→ **YOUR TASKS**
(1) Decide whether each statement agrees with the blog post about BI Tool reports: (a) Brian Schum works for Salt Lake City School; (b) many BI Tool users have built their own versions starting from Brian's report; (c) Brian highlighted his report last year. Answer yes or no for each and quote the deciding words of the post.
(2) Continue the blog post about BI Tool users sharing reports, picking up after its final sentence.

Last Month, Brian Schum from Lammersville Unified School District highlighted his “MAP Low Level Analysis Report.” Brian’s report generated a great deal of interest, and numerous Illuminate BI Tool Users have already used Brian’s report as a jumping off point to create their own version of the report. If you missed it, you can read all about it here.

Similarly, we’ve seen a number of BI Tool users create their own version of Salt Lake City School’s Cumulative Assessment Report. It’s promising to see BI Tool Users, multiple states and time zones away, inspiring and helping each other. Allowing BI Too users to share and collaborate is the entire purpose of this blog, so we are thrilled to see our vision of a robust and active BI Tool user community coming to life!

→ **INFORMATION GIVEN**

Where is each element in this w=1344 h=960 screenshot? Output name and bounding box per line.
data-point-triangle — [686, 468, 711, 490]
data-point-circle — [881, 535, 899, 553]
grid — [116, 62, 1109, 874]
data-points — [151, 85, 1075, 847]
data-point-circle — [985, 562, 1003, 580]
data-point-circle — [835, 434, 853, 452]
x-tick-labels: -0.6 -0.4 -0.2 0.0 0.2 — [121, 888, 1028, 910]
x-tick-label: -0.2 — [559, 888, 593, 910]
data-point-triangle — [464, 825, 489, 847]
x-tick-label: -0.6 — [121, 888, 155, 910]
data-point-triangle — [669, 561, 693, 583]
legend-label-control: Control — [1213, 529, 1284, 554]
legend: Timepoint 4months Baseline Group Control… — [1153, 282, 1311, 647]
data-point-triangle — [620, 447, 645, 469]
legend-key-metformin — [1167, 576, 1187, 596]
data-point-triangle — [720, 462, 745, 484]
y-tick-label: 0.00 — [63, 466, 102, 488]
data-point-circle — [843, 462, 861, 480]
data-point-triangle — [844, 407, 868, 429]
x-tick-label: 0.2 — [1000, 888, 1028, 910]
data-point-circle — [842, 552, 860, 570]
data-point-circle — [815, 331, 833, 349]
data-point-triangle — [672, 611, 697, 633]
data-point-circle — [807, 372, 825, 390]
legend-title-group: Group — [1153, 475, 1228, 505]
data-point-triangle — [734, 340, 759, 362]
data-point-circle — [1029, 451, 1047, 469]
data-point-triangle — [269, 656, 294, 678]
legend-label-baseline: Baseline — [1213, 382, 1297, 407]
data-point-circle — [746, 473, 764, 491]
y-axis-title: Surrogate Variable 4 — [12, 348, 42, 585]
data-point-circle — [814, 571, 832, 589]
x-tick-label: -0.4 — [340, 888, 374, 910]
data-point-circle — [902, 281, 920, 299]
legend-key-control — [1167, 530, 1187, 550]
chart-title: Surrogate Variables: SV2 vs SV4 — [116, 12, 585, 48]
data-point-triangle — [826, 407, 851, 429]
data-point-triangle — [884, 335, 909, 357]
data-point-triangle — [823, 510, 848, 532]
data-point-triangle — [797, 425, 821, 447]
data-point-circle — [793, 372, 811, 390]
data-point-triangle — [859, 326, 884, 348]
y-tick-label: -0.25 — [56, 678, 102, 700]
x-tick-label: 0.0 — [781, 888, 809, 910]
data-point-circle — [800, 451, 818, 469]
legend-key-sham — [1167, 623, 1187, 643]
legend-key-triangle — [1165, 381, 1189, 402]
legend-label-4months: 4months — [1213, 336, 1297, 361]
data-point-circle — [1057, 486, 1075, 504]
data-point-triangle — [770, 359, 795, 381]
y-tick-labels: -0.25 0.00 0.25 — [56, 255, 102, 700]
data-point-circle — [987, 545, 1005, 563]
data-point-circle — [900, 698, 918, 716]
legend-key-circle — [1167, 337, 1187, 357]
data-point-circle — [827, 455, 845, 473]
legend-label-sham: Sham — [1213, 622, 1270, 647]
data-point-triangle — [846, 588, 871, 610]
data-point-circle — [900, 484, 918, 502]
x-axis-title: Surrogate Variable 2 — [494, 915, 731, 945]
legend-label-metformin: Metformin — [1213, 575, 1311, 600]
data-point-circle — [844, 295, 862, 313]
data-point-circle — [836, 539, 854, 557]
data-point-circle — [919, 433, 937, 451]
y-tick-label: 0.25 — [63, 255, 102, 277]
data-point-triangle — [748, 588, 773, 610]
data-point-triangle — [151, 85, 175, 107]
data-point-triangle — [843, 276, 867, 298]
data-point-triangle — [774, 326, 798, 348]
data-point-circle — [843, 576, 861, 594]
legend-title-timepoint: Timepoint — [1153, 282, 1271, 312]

→ **TASK ANSWERS**
(1)
(a) No: "Brian Schum from Lammersville Unified School District"
(b) Yes: "numerous Illuminate BI Tool Users have already used Brian’s report as a jumping off point to create their own version of the report"
(c) No: "Last Month, Brian Schum from Lammersville Unified School District highlighted his “MAP Low Level Analysis Report.”"

(2)
This month, Denver Public Schools generously agreed to contribute this month’s BI Tool Blog entry. Bruce & Peter from the Accountability, Research & Evaluation (ARE) department at DPS share their seriously impressive “ACCESS Can Do” BI Tool Report. Before you read all about the “Can Do” report below, I’d like to highlight one, very important statement from this month’s entry: “This report has saved teachers countless hours.”

It would be hard to overstate just how important it is to use technology, whenever we can, to save educators time. Any report that can automate time-consuming work so that teachers, counselors, and administrators have more time to spend with kids is a huge win. Reading about how DPS has used the BI Tool to save teachers time reminds me what this work is all about.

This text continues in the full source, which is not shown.